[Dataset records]

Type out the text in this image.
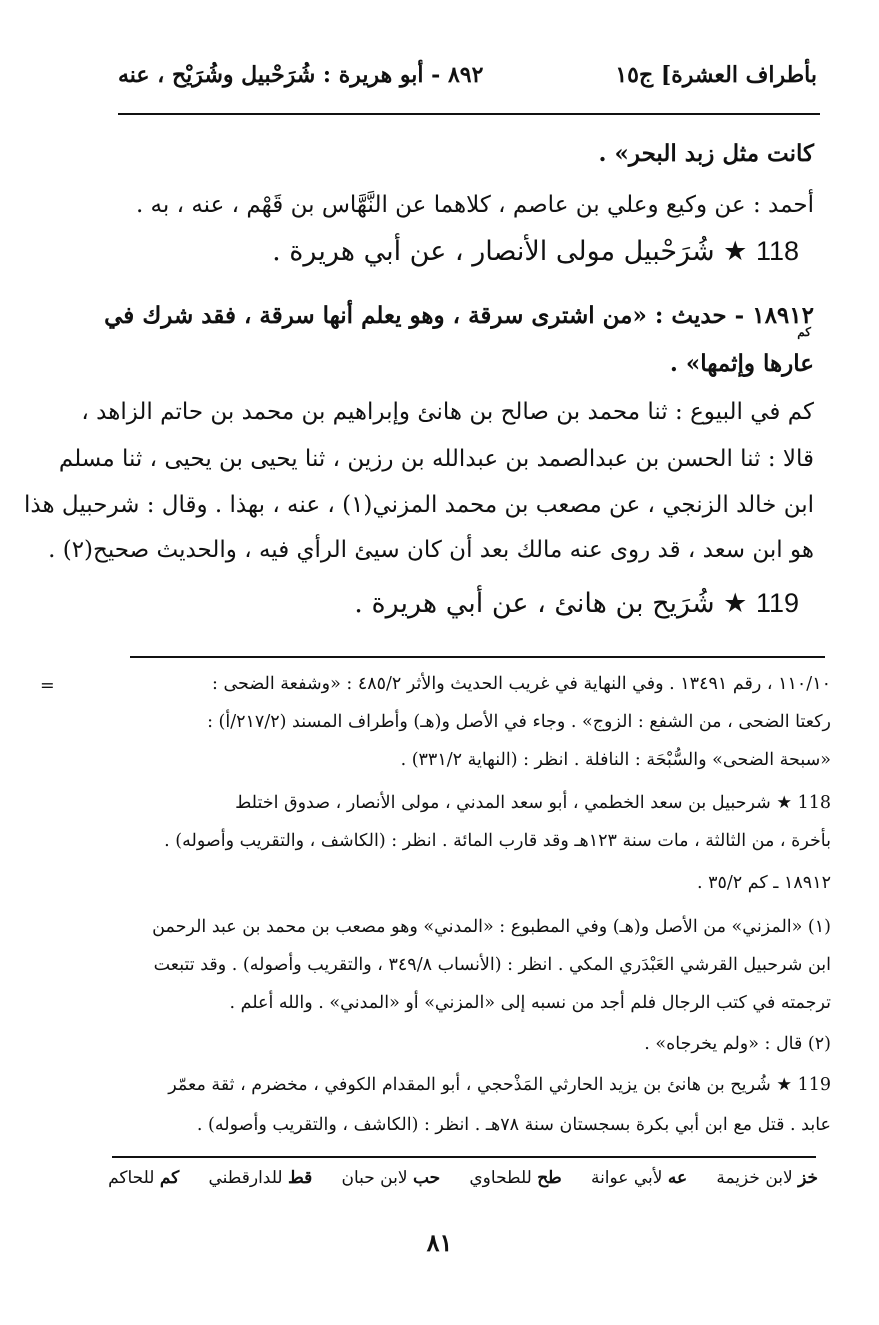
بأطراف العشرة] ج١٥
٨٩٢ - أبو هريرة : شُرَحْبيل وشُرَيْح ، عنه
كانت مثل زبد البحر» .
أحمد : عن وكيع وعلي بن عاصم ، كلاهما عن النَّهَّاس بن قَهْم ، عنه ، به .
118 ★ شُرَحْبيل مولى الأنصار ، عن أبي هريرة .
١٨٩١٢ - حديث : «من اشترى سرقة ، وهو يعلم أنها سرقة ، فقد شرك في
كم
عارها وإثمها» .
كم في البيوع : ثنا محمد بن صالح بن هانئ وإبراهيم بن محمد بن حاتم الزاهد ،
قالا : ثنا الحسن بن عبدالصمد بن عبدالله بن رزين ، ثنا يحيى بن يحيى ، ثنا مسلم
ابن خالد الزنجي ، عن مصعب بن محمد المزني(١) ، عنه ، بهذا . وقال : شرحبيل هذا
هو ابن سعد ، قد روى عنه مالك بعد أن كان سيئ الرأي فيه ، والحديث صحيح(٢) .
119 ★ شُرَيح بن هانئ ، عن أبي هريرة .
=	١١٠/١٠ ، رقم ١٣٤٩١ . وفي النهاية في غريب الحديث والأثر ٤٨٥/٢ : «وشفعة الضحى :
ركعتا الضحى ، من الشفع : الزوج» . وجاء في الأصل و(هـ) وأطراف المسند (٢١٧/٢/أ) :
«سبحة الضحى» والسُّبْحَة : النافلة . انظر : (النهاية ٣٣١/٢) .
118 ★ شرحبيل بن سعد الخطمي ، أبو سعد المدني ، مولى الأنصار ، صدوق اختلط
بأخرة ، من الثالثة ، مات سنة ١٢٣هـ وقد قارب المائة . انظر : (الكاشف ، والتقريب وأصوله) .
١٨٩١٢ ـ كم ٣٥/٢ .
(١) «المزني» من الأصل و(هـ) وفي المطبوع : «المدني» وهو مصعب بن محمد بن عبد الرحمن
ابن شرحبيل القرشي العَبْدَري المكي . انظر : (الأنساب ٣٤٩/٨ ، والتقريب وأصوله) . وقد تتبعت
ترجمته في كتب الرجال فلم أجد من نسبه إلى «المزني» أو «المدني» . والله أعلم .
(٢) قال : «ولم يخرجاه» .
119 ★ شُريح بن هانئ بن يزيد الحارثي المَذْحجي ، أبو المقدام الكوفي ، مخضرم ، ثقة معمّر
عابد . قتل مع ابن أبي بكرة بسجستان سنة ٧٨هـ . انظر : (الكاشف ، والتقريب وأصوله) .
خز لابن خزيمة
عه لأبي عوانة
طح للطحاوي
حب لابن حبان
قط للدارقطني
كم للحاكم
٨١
...
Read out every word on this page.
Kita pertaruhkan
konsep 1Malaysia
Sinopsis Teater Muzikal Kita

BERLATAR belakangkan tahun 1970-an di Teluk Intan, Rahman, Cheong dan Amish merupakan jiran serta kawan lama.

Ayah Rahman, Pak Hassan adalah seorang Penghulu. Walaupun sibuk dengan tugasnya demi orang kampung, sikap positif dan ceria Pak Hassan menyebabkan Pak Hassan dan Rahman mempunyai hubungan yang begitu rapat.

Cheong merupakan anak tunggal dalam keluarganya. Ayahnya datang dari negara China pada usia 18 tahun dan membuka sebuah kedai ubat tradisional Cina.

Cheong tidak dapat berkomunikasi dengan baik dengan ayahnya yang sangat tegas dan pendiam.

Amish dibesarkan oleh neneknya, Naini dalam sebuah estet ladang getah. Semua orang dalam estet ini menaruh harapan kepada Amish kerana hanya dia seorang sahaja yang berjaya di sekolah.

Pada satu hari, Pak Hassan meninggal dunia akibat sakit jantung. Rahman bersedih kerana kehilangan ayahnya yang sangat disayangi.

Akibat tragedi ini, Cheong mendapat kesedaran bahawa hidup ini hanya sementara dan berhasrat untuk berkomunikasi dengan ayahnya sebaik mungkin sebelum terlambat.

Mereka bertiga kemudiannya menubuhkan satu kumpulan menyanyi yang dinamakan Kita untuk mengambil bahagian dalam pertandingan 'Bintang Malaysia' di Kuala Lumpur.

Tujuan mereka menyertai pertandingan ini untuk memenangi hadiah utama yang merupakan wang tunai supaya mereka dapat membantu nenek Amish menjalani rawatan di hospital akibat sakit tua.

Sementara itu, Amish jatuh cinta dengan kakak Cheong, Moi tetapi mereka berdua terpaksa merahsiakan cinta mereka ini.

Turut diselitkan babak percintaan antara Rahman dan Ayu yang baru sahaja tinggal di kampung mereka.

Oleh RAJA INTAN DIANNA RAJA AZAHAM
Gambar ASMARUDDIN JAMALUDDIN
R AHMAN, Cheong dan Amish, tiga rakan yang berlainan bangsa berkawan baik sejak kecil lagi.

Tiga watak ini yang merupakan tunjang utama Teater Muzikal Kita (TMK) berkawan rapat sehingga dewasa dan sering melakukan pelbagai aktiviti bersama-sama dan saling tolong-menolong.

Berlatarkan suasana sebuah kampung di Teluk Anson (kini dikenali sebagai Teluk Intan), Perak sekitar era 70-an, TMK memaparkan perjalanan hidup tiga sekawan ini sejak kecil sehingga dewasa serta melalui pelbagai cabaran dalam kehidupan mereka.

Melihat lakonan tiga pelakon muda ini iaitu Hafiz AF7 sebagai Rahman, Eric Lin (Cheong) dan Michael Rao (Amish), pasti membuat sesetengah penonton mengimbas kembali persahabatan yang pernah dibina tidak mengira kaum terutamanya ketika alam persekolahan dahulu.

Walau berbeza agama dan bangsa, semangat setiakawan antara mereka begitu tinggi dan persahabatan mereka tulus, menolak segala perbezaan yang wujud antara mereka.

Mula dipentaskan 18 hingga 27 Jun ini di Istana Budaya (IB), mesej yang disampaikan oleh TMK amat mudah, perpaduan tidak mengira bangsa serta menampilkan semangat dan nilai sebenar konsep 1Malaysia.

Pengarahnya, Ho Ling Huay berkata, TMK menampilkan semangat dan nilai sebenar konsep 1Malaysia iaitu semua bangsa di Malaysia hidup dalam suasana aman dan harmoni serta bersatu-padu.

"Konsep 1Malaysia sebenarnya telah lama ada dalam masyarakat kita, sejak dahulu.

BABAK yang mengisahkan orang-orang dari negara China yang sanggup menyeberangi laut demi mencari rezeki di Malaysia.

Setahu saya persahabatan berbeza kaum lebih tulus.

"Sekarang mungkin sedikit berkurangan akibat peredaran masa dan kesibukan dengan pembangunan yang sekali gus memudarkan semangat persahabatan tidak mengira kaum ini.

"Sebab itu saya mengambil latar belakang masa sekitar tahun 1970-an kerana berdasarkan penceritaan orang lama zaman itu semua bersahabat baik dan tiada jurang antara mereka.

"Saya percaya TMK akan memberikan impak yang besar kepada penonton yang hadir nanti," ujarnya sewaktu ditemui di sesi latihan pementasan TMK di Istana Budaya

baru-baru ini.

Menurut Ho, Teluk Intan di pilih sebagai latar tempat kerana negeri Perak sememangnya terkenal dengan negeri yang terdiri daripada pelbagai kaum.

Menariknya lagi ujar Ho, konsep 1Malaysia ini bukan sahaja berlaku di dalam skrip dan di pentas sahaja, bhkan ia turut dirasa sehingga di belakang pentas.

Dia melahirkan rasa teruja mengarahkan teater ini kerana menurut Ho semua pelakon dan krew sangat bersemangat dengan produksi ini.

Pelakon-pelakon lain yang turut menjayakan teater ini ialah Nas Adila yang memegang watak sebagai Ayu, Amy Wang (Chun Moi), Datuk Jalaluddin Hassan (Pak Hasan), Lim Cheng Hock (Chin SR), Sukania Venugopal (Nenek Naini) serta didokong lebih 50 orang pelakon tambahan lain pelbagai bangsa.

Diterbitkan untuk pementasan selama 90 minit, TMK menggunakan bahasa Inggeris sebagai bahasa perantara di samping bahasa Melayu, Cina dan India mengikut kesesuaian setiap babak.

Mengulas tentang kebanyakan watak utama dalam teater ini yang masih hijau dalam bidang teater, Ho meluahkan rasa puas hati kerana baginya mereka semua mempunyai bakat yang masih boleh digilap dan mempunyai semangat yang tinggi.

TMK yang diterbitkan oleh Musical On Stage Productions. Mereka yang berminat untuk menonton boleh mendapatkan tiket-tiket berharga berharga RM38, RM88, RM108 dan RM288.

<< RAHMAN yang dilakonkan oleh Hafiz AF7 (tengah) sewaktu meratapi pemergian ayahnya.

WHAT THE EXERCISE ASKS: Every line that holds the word "sekitar" should be extracted.

RESULT:
Berlatarkan suasana sebuah kampung di Teluk Anson (kini dikenali sebagai Teluk Intan), Perak sekitar era 70-an, TMK memaparkan perjalanan hidup tiga sekawan ini sejak kecil sehingga dewasa serta melalui pelbagai cabaran dalam kehidupan mereka.
"Sebab itu saya mengambil latar belakang masa sekitar tahun 1970-an kerana berdasarkan penceritaan orang lama zaman itu semua bersahabat baik dan tiada jurang antara mereka.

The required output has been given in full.